** Records provided **
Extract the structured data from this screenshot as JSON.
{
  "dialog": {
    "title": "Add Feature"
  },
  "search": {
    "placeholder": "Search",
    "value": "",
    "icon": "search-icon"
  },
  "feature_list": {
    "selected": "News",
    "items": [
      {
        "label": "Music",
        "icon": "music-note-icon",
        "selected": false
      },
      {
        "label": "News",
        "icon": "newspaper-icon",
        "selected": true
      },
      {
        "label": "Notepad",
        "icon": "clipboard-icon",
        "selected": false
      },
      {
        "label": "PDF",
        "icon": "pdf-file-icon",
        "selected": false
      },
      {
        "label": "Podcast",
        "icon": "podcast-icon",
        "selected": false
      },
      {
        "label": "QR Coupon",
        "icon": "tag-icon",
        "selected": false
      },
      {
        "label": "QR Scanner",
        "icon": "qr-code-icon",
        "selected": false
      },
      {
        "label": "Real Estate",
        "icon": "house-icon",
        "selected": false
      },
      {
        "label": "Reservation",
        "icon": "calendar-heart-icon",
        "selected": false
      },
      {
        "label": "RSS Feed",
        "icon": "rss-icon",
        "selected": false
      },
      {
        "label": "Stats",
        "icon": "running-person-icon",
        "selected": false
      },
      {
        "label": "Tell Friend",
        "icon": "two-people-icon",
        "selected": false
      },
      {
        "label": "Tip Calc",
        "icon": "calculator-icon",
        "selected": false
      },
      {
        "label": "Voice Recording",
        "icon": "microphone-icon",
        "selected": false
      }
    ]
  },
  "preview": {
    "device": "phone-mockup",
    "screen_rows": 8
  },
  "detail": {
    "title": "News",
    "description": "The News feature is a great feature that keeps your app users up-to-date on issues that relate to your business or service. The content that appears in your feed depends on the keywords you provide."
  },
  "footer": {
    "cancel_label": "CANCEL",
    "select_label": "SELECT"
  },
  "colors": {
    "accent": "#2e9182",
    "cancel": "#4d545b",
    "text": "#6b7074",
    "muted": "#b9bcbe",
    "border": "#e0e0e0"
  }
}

---

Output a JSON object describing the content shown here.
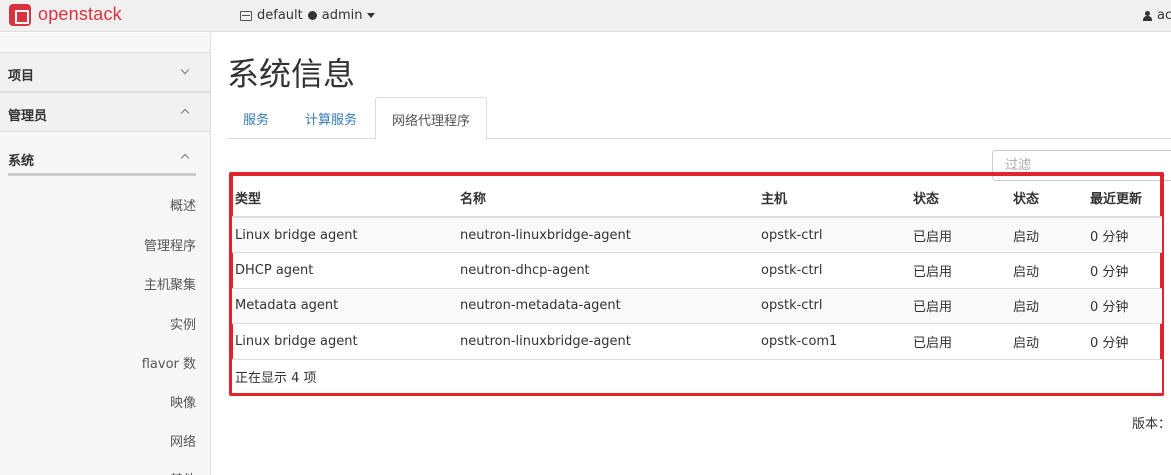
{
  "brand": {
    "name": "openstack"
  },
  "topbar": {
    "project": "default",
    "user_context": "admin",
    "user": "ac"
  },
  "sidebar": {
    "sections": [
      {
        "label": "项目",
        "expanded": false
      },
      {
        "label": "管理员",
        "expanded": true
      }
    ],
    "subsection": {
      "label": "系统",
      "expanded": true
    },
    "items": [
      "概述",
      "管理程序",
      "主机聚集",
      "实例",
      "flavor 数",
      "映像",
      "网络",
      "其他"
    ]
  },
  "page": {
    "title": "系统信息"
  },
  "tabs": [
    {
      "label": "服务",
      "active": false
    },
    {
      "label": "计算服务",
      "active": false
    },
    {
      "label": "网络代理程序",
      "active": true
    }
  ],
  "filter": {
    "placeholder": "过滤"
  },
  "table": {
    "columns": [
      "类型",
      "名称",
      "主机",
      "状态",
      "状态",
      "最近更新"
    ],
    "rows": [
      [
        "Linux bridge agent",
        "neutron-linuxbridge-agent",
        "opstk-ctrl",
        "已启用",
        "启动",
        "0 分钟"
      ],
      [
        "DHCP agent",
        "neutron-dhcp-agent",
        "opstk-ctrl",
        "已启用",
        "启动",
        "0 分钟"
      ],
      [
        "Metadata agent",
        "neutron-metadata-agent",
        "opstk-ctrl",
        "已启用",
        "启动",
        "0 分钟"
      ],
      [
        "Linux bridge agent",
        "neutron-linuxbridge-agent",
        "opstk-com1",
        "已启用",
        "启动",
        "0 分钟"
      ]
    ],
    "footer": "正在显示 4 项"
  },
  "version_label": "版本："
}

** Directions for this task **
Track down every line of the material containing the string "true", and copy it.

** Answer to the exercise **
        "selected": true
        "expanded": true
      "expanded": true
      "active": true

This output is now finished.